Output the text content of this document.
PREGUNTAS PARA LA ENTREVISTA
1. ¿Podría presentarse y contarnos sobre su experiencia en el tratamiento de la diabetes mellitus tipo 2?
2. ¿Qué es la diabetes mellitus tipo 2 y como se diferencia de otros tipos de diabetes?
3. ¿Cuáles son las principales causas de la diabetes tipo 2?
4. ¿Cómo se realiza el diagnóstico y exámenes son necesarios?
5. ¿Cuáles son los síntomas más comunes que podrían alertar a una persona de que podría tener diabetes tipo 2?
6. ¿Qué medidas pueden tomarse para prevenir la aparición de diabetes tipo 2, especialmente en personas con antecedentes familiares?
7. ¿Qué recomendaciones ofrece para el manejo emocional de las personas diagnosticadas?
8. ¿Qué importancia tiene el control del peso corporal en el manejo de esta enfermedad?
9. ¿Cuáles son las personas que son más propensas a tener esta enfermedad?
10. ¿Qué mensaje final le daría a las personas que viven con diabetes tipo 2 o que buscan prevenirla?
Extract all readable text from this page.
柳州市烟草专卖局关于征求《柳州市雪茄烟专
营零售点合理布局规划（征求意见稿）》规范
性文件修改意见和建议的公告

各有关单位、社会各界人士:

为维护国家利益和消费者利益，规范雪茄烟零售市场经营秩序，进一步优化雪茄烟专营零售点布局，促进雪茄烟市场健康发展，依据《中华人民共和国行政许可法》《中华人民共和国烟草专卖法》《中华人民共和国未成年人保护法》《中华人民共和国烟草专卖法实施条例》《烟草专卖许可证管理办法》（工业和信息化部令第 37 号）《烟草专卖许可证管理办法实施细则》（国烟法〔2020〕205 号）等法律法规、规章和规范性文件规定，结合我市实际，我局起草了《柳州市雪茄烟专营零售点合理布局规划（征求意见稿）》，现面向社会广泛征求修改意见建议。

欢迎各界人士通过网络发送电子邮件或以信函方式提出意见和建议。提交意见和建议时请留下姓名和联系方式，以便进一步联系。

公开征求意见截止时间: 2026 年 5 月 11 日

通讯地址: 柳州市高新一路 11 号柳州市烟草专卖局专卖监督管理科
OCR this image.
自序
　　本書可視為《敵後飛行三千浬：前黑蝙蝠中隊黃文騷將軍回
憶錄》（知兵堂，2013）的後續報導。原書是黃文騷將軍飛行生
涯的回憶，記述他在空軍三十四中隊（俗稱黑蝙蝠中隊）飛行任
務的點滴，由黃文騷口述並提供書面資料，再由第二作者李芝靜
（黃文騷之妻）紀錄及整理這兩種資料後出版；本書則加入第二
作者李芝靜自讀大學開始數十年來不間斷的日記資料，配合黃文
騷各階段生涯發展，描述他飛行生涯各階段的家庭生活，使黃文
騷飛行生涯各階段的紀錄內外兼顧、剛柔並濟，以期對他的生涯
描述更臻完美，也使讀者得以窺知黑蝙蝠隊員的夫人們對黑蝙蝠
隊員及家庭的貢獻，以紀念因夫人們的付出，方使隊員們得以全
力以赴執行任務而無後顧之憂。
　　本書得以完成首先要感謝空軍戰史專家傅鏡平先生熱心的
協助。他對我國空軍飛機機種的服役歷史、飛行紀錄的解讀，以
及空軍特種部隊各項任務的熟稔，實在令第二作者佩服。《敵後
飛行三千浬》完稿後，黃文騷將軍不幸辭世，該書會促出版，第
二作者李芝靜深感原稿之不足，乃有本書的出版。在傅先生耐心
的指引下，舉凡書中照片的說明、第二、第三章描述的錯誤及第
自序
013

+++

◆ Task statement
Scan the records for the string "enfermedad". Copy each line in which it appears.

◆ Result of the exercise
8. ¿Qué importancia tiene el control del peso corporal en el manejo de esta enfermedad?
9. ¿Cuáles son las personas que son más propensas a tener esta enfermedad?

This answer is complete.